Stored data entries
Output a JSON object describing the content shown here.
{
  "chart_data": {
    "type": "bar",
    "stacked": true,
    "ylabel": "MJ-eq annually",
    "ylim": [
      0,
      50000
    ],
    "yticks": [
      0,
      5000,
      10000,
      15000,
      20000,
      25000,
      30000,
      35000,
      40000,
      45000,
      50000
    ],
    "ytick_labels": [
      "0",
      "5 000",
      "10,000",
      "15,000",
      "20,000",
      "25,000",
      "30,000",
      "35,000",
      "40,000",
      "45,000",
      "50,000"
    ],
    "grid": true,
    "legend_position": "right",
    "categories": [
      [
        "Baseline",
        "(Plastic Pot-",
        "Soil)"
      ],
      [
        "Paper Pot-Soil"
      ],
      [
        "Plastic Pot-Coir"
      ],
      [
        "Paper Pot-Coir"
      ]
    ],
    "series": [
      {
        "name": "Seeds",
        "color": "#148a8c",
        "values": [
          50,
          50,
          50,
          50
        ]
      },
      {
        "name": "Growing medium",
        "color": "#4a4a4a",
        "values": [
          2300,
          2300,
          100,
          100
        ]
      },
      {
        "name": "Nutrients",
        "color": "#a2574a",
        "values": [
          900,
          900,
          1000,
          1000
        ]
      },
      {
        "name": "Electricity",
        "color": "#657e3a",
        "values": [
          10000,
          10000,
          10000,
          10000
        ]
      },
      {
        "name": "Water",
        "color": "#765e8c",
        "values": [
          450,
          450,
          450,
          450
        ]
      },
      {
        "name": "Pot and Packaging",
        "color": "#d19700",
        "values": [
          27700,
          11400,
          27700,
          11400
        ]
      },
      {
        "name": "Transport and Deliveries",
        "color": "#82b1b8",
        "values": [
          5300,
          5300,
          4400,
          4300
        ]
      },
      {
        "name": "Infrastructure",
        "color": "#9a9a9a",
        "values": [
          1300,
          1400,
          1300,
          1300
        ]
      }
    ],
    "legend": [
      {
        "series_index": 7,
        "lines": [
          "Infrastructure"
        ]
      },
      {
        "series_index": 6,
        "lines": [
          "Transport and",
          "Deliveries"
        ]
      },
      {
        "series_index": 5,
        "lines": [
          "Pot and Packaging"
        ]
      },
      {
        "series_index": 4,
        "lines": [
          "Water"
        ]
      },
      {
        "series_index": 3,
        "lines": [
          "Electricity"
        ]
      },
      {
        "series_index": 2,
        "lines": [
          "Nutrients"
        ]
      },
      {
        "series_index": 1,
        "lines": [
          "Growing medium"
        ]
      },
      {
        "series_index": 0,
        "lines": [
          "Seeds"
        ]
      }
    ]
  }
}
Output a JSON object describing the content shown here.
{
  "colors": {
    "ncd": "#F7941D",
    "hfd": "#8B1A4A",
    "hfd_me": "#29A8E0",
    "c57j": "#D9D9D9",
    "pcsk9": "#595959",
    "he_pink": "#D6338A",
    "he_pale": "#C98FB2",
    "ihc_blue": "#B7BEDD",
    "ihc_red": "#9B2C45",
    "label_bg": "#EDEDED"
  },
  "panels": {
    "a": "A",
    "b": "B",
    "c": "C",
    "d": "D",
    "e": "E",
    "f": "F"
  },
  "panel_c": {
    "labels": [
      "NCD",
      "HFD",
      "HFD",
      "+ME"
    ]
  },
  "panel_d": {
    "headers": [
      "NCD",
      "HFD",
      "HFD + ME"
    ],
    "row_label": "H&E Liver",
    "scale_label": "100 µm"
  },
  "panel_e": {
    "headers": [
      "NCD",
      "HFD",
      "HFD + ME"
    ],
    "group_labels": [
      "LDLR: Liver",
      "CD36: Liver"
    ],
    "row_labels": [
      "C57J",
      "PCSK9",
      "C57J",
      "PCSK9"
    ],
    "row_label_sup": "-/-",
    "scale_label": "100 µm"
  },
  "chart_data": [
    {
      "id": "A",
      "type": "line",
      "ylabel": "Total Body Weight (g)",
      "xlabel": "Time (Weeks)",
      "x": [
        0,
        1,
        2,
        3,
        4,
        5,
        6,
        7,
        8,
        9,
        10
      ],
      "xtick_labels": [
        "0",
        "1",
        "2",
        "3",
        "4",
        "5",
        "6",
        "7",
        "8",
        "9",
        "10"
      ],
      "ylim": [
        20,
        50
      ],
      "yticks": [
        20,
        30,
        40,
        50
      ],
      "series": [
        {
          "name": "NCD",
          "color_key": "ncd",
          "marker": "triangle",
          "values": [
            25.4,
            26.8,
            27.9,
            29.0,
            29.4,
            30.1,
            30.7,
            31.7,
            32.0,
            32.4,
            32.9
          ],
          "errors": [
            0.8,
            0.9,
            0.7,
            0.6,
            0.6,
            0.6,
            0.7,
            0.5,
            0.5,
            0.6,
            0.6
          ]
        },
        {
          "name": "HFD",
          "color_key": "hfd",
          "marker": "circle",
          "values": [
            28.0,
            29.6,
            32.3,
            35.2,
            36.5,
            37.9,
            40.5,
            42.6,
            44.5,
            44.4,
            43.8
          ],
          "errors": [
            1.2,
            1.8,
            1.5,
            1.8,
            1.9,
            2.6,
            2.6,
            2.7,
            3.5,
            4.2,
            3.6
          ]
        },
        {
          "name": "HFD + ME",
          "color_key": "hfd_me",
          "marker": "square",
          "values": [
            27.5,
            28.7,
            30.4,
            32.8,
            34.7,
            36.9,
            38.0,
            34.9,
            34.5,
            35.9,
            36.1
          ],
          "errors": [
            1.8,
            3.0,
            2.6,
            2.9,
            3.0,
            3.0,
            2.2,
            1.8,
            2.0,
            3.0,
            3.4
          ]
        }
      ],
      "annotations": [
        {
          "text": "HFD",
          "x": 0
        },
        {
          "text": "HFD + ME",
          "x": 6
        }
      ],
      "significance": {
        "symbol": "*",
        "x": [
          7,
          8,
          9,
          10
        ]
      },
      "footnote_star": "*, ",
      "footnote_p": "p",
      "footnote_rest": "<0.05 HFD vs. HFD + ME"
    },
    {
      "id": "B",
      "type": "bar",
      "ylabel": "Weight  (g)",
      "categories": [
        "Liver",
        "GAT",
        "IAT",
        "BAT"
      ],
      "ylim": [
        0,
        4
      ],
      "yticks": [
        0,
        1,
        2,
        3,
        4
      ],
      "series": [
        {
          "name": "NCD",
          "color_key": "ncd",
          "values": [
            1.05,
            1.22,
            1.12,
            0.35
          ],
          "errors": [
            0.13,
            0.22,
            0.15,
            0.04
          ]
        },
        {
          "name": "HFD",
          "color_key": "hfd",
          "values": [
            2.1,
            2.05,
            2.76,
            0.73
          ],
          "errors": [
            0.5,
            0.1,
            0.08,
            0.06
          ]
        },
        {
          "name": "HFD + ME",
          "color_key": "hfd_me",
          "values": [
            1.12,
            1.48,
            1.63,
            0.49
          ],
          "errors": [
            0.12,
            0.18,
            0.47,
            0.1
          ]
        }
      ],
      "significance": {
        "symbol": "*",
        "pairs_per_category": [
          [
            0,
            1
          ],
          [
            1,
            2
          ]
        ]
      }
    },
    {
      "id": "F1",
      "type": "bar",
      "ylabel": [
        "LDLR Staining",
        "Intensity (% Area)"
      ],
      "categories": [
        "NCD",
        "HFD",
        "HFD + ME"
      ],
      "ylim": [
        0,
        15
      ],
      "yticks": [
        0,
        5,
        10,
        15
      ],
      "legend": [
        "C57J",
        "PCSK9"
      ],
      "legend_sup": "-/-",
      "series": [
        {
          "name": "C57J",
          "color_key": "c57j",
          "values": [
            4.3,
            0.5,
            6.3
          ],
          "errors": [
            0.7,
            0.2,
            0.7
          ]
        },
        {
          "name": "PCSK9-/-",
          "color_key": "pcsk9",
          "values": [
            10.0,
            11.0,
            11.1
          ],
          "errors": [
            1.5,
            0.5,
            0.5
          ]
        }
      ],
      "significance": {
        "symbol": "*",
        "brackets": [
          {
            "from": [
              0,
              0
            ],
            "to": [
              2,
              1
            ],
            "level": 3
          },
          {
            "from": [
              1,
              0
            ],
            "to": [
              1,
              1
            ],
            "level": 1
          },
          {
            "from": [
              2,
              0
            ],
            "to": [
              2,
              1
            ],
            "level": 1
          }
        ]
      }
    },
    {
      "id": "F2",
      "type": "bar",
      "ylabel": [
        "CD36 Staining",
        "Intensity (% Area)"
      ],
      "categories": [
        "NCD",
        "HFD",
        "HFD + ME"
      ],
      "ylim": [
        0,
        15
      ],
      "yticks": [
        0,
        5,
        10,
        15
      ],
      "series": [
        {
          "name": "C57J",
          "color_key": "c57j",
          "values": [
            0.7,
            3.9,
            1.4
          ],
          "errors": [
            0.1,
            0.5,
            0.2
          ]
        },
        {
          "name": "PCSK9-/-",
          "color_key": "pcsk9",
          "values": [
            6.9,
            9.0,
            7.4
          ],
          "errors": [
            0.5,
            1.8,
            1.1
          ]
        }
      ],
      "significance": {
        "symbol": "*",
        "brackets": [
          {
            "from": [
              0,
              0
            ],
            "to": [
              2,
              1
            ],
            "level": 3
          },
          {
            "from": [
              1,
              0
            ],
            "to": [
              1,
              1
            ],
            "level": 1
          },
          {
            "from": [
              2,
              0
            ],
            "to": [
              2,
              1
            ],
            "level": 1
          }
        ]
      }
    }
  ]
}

--- Exercise directions ---
For the entries shown above, give the number of lines that include the word "Transport", without any other text.

--- Answer for this exercise ---
2